++++ Provided records ++++
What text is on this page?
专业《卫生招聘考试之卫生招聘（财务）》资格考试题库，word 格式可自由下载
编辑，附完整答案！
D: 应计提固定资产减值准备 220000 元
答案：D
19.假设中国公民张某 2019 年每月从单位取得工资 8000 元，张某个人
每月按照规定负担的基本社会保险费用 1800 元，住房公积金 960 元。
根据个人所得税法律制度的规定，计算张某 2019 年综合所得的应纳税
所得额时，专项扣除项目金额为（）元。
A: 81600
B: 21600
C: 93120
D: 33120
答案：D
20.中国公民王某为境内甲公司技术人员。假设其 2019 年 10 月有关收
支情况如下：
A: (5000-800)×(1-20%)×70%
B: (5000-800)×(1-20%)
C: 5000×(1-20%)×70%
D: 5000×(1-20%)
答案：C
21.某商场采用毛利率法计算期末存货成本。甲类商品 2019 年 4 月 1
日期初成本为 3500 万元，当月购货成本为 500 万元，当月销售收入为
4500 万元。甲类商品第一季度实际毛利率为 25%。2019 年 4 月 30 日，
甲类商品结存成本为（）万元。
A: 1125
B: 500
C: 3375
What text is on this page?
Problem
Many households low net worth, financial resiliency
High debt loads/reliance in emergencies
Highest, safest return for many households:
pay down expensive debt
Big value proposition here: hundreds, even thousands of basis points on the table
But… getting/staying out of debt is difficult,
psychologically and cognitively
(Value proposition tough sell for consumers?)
++++
Report how many lines in the entries hold the string "debt". Nothing but the number is wanted.

§ **Exercise response**: 3